_Selected extract:_
What if the male traveled to an affected region, but has not been symptomatic for Zika?
Males who have traveled to an affected region but did not develop characteristic Zika signs and symptoms should use condoms consistently and correctly for all sexual contact for eight weeks after their last possible exposure.
If a patient has traveled to an affected area, what does the physician need to know?
Anyone who was pregnant when they traveled, or who became pregnant within eight weeks of returning, should be tested for Zika virus infection whether or not they developed symptoms of Zika. If the male partner of a pregnant woman traveled to an affected area, testing of the pregnant woman (and sometimes her male partner), is indicated if either one of them develops symptoms of Zika virus infection.
Patients who develop Guillain-Barré syndrome following a Zika-like infection should also be evaluated for testing.
Why shouldn’t everyone who has traveled be tested?
Testing is not as simple as marking a checkbox on a lab test order. There are two types of testing: antigen-based and antibody-based. Whether the patient is symptomatic or asymptomatic, and the timing of specimen collection, determine what type of testing needs to happen. Right now, the commercially available, antigen-based test is only good for three to four days after the onset of symptoms, so this test is completely inappropriate for patients who have no symptoms. The Massachusetts State Public Health Laboratory has the ability to run both the antigen- and antibody-based tests; preliminary positive results from the antibody test require confirmation which is currently being done by CDC. Clinicians should check the Mass. Department of Public Health clinical advisory (found under the section, “Information for Health Care Providers” on the MDPH’s Zika website) to ensure they’re ordering the appropriate test for the patient.
Physicians should also keep in mind that it’s possible that pregnant women returning from the affected regions to Massachusetts to deliver their babies here have received virtually no prenatal care, and probably haven’t been tested previously for Zika. The pediatrician may be the first health care provider to recognize that Zika is involved. Physicians should call the MDPH Epidemiology Line at 617-983-6800 to determine if testing is recommended. When Zika virus testing is appropriate, the results can help to inform the provider’s clinical decision-making and help to provide answers to parents.

_Extracted information:_

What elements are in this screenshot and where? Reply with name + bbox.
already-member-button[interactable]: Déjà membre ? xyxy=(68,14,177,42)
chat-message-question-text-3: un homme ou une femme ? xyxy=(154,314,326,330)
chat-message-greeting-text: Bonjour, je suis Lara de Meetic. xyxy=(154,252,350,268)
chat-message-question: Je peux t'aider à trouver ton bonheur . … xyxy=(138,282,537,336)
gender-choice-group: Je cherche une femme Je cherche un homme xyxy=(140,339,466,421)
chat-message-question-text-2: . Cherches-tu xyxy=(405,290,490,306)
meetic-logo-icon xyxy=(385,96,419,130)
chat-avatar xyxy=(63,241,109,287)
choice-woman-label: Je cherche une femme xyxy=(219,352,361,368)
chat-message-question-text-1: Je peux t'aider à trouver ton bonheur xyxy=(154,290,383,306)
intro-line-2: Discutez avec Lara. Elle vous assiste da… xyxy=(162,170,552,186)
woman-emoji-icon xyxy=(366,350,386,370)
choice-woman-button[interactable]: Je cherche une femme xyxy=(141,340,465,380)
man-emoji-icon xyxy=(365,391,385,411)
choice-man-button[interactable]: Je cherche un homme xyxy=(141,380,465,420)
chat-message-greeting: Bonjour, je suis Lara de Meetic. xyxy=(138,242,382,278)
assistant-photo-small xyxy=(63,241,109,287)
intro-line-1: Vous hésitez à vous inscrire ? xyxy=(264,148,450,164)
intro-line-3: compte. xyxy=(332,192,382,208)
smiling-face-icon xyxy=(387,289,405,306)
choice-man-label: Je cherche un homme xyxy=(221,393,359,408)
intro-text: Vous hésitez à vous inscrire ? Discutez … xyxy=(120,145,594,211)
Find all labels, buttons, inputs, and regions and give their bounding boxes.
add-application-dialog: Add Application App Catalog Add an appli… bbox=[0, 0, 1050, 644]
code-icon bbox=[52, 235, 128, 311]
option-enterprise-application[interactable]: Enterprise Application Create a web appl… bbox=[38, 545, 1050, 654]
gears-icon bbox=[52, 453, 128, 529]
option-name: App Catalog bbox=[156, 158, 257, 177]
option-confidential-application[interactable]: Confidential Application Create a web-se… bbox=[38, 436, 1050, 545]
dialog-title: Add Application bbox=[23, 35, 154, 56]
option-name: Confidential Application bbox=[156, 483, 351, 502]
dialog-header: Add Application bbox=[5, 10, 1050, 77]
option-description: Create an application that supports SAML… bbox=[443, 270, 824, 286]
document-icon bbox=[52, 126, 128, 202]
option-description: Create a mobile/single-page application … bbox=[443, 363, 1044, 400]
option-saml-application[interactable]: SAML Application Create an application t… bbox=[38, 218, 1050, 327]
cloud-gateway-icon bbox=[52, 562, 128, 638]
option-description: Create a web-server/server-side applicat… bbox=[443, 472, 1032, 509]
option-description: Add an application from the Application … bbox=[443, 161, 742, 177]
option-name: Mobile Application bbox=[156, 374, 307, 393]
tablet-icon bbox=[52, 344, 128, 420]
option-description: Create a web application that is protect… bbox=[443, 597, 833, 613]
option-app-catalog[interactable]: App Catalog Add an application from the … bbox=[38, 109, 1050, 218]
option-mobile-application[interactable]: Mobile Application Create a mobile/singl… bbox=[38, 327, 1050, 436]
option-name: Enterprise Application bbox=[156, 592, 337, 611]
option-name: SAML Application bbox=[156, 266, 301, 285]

_Your tasks:_
**a.** List every heading in the Zika question-and-answer text that is phrased as a question.
**b.** Carry the Zika question-and-answer text forward from its last sentence.

_Results of the exercise:_
**a.**
- What if the male traveled to an affected region, but has not been symptomatic for Zika?
- If a patient has traveled to an affected area, what does the physician need to know?
- Why shouldn’t everyone who has traveled be tested?

**b.**
Is the Department of Public Health tracking these cases?
Yes. While no single state is going to have enough data to draw all conclusions that we need to draw in order to guide clinical and prevention practices, individual states are collecting de-identified data from OB/GYN providers on pregnant moms with lab verified exposure to Zika virus. Additionally, states are working with pediatricians to follow the infants for 12 months after birth as part of participation in the U.S. Zika Pregnancy Registry being operated by CDC. Most information on the pregnant women can be collected during routine phone calls with OB/GYN providers to discuss laboratory testing and to share results. The Massachusetts Center for Birth Defects Research and Prevention within MDPH is aiding this effort by providing information on both the mother and the initial neonatal assessment as part of their routine work identifying infants with birth defects. MDPH will work with individual pediatricians to gather the requested data in as unobtrusive a manner as possible. We have been delighted by the positive relationships being developed with providers who understand the importance of collecting this information. By collecting information on the progress of pregnancies and serial assessments of infants’ health, we hope to rapidly and completely identify both the risks of infection during pregnancies and the spectrum of possible effects to infants that might include more subtle developmental problems.